Figure record extracts:
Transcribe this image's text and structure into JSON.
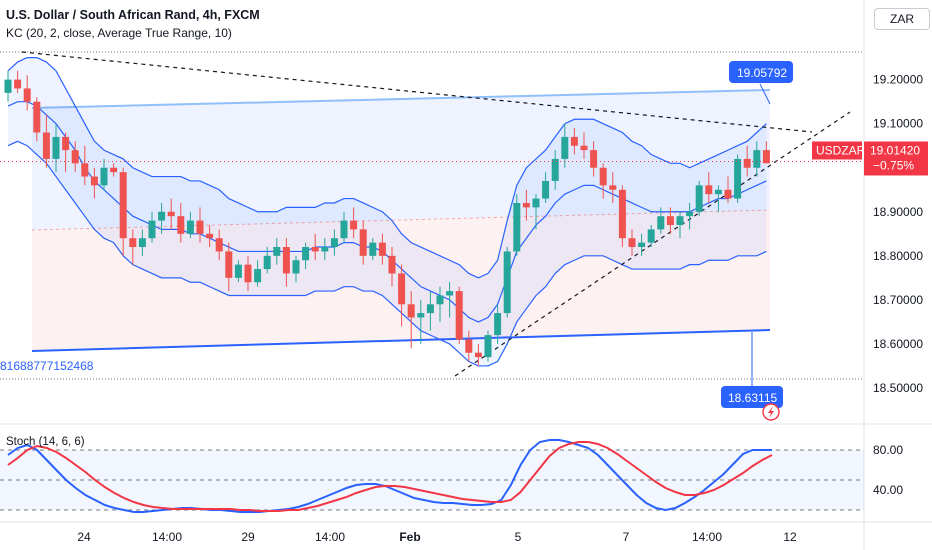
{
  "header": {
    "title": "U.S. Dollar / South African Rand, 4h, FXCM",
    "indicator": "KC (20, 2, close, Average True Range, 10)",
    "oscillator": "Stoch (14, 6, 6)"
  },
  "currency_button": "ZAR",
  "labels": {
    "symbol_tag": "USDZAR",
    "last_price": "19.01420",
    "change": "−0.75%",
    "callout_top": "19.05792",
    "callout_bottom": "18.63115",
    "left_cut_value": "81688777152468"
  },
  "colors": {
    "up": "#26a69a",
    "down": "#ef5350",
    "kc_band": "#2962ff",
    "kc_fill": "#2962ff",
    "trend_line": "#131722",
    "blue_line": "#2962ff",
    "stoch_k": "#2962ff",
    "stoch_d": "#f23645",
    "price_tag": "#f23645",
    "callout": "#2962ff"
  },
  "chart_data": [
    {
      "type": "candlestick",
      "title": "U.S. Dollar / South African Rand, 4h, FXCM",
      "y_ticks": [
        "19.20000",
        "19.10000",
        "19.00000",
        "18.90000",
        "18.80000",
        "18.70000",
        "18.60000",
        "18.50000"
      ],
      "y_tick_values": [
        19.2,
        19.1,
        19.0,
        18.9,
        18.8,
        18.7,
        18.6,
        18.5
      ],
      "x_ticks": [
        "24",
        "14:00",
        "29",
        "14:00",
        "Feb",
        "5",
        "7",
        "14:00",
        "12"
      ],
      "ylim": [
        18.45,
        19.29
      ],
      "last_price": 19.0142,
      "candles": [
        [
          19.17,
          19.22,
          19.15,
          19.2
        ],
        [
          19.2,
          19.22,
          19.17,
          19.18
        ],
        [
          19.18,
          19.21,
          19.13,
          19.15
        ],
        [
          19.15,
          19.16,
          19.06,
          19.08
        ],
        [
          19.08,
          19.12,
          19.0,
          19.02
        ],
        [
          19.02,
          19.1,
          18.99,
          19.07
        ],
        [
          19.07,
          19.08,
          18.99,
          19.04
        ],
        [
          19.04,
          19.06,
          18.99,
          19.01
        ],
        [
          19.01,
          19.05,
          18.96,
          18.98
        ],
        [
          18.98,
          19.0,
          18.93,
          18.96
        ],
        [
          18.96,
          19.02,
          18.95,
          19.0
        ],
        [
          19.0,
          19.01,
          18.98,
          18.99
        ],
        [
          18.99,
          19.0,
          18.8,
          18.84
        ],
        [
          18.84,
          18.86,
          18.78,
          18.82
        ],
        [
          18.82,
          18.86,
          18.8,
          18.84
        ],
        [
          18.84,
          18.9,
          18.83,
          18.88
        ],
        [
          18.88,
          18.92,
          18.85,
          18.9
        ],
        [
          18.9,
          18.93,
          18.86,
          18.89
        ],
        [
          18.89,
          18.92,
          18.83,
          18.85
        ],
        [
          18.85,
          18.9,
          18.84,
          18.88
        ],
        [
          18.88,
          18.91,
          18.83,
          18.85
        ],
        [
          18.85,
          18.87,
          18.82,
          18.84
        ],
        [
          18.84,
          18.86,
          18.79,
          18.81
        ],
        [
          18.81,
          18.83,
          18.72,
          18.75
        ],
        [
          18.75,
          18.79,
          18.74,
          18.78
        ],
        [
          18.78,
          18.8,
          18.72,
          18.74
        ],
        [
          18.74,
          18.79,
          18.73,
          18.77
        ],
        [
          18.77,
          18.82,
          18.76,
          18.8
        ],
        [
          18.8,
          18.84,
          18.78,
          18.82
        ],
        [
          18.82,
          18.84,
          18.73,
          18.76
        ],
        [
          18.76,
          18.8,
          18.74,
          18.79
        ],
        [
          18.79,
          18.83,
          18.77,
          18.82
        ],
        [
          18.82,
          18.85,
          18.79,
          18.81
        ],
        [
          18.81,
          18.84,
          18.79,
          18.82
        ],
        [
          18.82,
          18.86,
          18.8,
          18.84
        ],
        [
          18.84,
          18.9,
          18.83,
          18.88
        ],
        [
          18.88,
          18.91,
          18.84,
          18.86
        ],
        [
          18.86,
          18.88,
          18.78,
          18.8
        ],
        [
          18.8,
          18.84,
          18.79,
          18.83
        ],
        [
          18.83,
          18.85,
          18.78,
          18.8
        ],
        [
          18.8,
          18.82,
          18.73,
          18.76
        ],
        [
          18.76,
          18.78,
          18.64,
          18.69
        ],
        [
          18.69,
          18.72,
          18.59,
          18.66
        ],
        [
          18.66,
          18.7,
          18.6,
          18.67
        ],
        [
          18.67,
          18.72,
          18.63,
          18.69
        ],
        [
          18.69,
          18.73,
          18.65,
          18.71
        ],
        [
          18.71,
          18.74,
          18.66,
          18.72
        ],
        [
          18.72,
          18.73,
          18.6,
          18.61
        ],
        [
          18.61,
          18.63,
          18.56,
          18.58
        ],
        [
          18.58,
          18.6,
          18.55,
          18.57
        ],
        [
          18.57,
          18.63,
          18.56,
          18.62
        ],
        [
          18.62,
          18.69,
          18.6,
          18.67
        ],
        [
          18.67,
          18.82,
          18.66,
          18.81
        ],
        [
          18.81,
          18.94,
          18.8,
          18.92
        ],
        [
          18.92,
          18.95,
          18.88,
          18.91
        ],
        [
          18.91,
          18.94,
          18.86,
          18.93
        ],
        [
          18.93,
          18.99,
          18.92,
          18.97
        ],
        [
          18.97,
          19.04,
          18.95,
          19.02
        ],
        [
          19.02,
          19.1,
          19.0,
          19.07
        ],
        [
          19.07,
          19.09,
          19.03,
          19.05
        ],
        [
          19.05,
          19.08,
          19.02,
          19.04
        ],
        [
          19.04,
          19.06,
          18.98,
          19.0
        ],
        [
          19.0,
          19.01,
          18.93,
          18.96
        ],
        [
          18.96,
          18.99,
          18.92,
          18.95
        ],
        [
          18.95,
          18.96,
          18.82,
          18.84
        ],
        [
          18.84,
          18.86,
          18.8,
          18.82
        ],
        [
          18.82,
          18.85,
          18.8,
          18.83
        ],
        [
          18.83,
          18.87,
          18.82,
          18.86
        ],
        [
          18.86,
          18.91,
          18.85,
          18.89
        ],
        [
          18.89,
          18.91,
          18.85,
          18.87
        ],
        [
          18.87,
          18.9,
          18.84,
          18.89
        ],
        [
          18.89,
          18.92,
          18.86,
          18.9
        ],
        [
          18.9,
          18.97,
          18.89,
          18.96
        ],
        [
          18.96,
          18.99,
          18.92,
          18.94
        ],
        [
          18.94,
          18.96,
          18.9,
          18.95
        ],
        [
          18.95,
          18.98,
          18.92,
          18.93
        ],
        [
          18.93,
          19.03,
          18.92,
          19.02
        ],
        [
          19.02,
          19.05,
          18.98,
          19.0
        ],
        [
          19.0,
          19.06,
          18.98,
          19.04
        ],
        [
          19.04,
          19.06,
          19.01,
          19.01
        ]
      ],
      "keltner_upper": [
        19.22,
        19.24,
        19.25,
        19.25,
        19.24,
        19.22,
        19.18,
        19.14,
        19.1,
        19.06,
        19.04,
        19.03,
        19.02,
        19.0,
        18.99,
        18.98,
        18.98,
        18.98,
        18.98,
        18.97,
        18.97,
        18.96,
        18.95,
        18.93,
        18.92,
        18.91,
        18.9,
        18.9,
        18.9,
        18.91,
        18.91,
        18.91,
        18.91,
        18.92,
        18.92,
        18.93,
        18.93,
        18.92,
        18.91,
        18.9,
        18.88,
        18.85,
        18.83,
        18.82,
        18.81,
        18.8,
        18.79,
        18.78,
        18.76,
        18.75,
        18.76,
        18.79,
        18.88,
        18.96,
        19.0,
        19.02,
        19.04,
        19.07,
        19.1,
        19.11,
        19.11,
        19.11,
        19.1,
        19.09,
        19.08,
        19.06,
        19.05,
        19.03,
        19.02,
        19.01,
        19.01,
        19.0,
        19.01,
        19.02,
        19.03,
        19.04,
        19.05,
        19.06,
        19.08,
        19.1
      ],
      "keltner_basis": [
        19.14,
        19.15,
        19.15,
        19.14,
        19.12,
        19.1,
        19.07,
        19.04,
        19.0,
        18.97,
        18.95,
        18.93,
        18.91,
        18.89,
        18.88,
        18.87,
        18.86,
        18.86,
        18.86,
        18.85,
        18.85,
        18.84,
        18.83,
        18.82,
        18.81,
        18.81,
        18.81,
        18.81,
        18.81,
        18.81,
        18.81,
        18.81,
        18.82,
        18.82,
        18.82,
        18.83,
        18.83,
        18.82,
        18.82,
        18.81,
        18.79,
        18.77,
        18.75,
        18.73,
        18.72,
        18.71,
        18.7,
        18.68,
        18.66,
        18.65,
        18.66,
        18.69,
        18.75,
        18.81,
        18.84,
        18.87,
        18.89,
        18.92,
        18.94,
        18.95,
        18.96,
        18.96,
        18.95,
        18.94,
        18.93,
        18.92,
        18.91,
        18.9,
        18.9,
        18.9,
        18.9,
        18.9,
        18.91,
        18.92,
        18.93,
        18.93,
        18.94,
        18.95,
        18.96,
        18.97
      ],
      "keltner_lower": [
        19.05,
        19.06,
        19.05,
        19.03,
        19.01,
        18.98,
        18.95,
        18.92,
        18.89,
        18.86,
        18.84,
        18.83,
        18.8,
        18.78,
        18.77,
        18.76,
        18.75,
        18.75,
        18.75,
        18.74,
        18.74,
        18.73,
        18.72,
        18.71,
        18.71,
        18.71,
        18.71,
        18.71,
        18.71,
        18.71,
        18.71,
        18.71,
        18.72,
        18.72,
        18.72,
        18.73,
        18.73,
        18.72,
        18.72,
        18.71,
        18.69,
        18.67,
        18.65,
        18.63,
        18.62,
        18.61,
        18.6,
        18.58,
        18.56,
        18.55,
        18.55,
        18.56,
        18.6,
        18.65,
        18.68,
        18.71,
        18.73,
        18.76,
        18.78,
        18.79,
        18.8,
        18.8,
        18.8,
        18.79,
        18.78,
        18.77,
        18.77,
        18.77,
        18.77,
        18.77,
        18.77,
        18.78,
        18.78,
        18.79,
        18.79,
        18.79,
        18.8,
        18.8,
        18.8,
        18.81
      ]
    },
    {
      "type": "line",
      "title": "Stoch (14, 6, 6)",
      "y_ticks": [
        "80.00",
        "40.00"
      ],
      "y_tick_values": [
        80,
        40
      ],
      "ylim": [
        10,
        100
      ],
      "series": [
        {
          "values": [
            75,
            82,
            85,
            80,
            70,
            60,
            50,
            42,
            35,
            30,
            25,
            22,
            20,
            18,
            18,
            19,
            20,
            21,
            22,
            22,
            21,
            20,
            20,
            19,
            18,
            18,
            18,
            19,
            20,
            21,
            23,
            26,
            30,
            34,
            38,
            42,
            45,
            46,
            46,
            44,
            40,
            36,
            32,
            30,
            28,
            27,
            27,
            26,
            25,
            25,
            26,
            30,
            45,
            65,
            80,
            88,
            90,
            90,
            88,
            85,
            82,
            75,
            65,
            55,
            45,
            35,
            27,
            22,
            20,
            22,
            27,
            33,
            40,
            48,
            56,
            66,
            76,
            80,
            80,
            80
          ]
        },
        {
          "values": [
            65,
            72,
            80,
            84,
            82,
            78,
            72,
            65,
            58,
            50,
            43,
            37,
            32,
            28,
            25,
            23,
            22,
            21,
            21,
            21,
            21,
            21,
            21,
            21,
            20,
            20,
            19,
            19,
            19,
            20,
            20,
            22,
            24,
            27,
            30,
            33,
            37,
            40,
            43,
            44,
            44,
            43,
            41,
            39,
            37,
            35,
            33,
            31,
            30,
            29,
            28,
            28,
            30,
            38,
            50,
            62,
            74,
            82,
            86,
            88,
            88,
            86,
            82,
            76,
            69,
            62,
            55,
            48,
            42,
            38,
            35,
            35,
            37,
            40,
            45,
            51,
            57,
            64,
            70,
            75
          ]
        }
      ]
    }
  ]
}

...

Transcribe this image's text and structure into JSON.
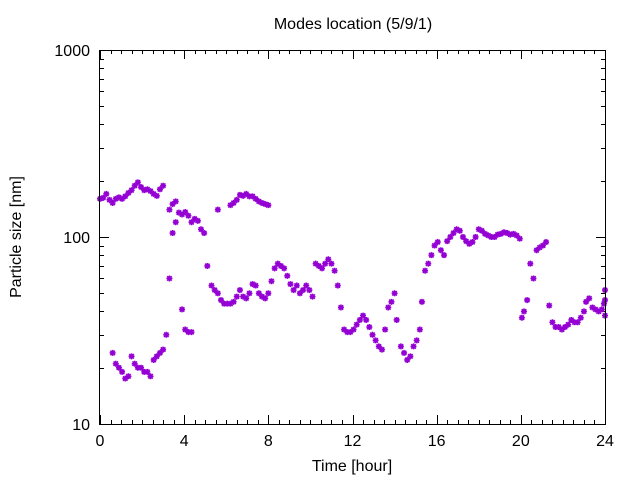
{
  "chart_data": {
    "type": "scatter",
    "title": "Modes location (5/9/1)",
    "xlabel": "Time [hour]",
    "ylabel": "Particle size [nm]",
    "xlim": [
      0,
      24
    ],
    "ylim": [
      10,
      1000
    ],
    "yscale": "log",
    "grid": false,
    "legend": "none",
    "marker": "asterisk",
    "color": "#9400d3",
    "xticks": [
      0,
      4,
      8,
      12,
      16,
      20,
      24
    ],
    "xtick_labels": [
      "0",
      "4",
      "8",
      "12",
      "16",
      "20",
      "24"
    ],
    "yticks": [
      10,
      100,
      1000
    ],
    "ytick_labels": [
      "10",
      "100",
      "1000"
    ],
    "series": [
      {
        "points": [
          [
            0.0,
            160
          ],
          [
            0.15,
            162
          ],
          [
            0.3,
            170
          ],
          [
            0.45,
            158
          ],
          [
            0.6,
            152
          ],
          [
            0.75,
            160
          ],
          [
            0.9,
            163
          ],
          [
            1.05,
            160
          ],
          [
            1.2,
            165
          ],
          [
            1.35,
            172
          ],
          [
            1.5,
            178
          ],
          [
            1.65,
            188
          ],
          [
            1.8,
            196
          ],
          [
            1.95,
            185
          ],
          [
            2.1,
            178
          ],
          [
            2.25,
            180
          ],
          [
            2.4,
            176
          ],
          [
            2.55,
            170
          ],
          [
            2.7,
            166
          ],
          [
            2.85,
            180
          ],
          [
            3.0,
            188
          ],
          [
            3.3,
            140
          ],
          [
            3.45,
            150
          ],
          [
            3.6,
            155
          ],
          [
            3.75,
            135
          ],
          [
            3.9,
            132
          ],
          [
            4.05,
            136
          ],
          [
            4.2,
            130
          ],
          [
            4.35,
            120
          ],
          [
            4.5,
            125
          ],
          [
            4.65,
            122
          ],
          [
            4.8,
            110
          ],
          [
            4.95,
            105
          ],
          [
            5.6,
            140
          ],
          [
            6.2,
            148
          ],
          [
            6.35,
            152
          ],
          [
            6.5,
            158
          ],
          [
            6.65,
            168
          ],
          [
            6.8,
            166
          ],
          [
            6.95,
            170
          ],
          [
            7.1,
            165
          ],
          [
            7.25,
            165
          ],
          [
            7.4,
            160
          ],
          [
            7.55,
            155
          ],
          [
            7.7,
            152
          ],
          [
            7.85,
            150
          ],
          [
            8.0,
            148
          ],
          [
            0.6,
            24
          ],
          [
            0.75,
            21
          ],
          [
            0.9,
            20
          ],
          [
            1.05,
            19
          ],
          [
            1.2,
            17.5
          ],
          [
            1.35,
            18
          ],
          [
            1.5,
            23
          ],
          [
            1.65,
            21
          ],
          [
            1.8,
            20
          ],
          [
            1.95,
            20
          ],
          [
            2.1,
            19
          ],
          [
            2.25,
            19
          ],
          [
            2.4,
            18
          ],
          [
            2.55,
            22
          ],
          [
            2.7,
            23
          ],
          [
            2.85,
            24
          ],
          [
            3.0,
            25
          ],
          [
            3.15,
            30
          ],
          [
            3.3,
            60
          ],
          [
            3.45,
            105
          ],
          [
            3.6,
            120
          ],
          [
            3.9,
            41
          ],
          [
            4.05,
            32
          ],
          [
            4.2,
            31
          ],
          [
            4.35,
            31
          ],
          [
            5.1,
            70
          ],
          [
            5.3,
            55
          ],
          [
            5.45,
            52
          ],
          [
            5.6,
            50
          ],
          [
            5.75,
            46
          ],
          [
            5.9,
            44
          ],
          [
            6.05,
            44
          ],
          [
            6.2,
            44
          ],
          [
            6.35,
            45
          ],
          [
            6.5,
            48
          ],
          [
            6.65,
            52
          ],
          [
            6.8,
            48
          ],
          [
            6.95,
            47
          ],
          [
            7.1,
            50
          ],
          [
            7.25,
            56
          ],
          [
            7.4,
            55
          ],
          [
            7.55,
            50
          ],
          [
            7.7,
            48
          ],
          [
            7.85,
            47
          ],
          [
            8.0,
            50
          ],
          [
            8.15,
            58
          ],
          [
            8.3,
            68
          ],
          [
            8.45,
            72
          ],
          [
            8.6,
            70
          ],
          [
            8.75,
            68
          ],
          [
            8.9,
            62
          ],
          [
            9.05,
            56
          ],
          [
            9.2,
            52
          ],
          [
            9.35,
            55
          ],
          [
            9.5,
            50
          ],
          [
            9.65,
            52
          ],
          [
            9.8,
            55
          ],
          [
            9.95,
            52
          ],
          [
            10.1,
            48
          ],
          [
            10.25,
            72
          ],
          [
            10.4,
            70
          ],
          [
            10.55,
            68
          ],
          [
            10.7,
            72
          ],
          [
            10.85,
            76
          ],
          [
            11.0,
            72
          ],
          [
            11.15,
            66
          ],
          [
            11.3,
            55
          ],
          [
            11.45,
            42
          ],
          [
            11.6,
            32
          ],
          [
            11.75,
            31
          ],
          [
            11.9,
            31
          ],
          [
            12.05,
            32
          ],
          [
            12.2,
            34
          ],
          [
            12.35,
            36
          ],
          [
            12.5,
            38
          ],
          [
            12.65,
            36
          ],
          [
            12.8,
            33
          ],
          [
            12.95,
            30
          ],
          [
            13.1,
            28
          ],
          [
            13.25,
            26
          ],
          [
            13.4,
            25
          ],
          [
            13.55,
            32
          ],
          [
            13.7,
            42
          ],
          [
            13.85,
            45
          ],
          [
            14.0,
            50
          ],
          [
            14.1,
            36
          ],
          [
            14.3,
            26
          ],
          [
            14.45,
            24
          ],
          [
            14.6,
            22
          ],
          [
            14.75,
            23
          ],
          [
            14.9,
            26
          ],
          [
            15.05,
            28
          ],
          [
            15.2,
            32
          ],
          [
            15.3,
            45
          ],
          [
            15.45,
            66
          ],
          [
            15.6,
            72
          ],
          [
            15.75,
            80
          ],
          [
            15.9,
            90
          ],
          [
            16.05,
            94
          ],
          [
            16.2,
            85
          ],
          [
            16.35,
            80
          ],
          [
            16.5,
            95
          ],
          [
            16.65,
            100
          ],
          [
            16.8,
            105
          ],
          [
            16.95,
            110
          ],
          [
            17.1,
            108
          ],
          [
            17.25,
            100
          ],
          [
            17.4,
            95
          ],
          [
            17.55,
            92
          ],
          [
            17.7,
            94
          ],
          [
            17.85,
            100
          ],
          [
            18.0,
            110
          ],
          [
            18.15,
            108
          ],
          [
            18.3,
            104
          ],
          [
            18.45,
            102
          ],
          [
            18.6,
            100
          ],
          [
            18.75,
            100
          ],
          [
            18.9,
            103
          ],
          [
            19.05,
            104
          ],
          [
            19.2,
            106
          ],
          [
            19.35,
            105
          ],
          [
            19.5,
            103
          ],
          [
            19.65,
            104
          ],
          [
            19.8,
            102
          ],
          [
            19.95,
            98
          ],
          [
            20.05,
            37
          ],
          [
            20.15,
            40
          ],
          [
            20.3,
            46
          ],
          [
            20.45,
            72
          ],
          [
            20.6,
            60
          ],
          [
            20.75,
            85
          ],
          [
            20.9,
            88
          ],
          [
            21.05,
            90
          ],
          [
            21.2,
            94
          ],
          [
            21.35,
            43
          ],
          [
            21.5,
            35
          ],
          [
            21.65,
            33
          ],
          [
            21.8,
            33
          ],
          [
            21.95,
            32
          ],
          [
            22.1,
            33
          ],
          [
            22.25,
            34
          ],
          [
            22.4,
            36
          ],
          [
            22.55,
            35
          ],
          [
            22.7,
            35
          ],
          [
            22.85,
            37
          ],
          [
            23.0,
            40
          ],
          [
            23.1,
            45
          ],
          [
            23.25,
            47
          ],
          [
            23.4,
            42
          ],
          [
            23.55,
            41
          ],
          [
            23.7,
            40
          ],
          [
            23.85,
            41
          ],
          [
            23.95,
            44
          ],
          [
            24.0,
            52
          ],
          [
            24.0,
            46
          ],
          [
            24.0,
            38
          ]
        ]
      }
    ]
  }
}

Exercise instructions >>
List every line above that holds the word "Dollar".

Problem solution >>
    "title": "U.S. Dollar / South African Rand, 4h, FXCM",
      "title": "U.S. Dollar / South African Rand, 4h, FXCM",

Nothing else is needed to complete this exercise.